WRITTEN EXERCISE >> Scan the data below and report how many lines include the word "this". Nothing else is wanted.

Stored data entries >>
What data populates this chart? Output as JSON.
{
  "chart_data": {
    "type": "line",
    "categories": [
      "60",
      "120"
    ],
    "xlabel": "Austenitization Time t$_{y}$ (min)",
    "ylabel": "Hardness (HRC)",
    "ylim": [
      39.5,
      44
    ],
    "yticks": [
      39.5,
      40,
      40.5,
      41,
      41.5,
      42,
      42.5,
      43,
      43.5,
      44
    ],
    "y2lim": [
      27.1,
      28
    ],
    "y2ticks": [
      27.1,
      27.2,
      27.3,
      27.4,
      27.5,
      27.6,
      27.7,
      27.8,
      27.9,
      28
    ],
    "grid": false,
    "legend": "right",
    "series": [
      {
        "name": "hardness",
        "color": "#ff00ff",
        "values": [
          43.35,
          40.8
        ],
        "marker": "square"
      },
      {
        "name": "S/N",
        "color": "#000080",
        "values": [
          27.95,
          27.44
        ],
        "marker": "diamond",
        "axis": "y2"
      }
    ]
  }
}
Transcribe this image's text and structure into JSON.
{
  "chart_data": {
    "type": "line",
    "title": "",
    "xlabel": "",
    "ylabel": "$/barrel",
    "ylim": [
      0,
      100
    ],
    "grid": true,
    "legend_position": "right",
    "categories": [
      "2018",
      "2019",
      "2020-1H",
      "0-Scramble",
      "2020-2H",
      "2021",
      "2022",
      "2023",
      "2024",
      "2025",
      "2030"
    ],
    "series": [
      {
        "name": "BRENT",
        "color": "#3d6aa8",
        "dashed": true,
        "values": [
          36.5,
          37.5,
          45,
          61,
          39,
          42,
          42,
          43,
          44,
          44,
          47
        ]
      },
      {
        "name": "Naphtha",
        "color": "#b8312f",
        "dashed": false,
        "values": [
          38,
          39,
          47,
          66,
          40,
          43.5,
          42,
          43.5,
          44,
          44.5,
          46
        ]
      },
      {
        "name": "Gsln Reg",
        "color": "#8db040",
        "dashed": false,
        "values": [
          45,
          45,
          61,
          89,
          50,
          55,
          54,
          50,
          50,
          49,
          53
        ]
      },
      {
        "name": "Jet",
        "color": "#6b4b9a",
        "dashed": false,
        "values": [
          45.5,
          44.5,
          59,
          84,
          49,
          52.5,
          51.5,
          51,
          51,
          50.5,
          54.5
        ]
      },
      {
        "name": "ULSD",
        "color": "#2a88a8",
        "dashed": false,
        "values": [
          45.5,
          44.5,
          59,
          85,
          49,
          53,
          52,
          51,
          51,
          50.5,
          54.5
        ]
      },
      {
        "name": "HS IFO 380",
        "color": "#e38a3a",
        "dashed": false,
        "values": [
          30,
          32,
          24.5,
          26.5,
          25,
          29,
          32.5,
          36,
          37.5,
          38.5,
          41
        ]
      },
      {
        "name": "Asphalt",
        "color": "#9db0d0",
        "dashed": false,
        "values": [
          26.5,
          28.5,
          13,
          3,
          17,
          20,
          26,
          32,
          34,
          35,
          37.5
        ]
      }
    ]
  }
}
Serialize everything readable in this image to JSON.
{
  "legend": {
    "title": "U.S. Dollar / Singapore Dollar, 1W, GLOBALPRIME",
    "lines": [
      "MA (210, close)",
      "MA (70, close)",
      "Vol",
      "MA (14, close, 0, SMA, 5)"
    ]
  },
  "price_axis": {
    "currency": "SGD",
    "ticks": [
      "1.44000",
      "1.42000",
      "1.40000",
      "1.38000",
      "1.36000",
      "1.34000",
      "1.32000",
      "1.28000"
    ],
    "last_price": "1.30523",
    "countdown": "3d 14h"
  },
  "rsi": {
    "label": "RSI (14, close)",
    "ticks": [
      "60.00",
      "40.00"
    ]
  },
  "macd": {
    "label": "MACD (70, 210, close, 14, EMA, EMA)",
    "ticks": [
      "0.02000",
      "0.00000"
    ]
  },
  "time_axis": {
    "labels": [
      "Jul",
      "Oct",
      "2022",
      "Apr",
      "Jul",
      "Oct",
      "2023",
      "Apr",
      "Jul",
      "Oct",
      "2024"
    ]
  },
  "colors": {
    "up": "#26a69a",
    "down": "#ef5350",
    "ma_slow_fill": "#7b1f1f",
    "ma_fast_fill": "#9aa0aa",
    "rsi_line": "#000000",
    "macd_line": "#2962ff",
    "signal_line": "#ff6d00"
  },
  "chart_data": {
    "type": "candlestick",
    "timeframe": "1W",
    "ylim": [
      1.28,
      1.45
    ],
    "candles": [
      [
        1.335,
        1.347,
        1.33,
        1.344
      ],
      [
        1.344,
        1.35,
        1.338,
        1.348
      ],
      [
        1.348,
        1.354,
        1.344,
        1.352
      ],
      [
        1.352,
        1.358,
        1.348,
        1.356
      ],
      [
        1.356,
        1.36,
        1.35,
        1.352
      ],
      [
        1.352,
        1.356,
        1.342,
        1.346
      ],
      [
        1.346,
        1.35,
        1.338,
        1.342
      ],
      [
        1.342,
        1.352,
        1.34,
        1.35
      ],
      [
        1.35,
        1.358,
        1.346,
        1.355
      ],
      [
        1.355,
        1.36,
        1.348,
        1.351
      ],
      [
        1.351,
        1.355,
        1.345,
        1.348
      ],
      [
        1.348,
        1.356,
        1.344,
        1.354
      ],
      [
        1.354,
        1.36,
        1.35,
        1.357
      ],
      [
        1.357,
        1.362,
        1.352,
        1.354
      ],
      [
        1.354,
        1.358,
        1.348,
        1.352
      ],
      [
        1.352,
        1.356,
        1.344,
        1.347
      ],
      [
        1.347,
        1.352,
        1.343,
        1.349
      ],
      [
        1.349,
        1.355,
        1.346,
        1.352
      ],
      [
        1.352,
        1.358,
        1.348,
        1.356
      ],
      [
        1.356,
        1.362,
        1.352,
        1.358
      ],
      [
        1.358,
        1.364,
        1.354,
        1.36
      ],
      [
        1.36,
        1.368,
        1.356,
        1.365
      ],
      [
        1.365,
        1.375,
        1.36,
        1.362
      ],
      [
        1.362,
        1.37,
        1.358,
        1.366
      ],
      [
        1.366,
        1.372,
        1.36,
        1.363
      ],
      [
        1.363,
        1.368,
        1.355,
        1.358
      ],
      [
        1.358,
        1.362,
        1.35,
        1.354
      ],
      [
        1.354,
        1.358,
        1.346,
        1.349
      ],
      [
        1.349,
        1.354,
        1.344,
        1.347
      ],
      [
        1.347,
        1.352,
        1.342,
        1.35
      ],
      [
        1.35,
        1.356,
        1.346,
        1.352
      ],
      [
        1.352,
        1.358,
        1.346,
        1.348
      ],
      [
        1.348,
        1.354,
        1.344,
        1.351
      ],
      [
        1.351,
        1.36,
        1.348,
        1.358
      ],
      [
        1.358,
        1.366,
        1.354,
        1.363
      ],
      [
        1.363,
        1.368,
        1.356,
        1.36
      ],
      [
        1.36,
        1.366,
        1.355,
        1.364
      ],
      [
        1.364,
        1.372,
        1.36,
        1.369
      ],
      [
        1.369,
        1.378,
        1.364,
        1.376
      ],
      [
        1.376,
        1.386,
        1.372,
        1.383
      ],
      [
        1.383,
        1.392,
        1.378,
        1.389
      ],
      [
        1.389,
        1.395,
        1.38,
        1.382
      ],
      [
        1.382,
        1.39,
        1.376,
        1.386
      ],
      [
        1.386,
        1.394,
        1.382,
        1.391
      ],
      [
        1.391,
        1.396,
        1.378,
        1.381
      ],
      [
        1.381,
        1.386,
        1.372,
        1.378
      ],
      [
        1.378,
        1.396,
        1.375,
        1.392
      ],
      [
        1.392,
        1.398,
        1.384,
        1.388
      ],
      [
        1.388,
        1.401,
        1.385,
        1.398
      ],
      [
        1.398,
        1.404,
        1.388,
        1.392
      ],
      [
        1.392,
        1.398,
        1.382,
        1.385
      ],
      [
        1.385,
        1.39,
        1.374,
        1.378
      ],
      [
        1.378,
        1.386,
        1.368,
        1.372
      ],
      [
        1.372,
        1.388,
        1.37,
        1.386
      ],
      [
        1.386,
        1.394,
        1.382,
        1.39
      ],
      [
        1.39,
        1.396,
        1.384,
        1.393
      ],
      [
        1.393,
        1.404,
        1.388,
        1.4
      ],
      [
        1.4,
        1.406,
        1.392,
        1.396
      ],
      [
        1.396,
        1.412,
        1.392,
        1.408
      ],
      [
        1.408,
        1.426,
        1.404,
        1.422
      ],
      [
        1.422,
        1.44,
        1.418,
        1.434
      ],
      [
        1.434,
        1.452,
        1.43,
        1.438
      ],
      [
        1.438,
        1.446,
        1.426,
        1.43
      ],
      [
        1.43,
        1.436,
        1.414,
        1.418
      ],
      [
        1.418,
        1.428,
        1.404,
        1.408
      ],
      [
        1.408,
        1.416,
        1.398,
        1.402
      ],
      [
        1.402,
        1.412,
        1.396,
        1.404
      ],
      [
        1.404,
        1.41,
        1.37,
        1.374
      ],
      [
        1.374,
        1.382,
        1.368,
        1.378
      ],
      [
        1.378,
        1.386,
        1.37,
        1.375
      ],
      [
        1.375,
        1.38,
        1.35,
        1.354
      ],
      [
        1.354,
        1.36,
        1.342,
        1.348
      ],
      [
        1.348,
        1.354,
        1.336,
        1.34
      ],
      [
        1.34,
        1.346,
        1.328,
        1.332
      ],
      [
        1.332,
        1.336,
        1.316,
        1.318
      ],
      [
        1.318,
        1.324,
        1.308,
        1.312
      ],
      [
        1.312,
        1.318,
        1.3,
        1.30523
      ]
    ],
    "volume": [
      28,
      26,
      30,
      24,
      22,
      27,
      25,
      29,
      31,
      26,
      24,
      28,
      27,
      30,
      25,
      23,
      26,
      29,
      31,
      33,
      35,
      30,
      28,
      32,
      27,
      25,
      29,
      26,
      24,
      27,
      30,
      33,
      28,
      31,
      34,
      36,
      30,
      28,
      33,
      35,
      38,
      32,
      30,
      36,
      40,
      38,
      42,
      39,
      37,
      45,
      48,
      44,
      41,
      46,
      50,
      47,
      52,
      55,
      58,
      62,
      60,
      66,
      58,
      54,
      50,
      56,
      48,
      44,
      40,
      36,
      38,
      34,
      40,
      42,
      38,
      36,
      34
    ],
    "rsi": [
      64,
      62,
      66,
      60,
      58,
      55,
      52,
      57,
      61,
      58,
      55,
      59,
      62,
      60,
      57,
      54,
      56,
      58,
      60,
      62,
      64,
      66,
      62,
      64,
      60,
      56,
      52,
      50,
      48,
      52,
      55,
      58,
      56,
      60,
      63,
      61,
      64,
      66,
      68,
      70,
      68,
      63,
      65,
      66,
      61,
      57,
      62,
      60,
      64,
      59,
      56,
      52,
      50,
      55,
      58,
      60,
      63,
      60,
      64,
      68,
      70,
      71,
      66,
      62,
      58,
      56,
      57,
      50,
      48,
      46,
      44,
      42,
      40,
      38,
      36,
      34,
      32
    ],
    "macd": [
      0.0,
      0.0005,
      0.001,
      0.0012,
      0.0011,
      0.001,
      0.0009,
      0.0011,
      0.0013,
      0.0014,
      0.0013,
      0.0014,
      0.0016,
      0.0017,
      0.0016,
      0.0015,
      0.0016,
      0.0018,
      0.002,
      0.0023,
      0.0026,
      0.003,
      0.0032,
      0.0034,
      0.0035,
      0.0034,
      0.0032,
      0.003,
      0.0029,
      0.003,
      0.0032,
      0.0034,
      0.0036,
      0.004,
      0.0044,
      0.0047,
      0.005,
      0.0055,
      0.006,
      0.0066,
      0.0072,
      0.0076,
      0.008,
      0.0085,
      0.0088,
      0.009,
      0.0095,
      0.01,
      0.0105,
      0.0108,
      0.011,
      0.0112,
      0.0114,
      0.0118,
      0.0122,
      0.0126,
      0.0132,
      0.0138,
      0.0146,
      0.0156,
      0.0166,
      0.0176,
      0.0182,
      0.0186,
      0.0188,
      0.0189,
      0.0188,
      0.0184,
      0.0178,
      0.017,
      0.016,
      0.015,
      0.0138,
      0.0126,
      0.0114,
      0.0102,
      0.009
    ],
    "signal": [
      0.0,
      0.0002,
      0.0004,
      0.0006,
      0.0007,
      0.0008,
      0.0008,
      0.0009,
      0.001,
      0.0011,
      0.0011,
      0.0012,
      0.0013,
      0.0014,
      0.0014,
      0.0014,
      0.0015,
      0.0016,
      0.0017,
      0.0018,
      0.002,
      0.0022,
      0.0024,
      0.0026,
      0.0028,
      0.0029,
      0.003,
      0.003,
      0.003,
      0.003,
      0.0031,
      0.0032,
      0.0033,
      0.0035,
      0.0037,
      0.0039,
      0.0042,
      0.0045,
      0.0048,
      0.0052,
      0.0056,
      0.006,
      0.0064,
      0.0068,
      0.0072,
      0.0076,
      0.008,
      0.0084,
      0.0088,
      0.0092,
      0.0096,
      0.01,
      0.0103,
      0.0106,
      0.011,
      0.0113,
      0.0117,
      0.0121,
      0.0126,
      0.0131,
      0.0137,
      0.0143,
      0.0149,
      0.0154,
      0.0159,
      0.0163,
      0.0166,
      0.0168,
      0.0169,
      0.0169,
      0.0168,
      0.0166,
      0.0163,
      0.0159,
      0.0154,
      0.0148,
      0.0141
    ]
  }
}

RIGHT ANSWER >> 3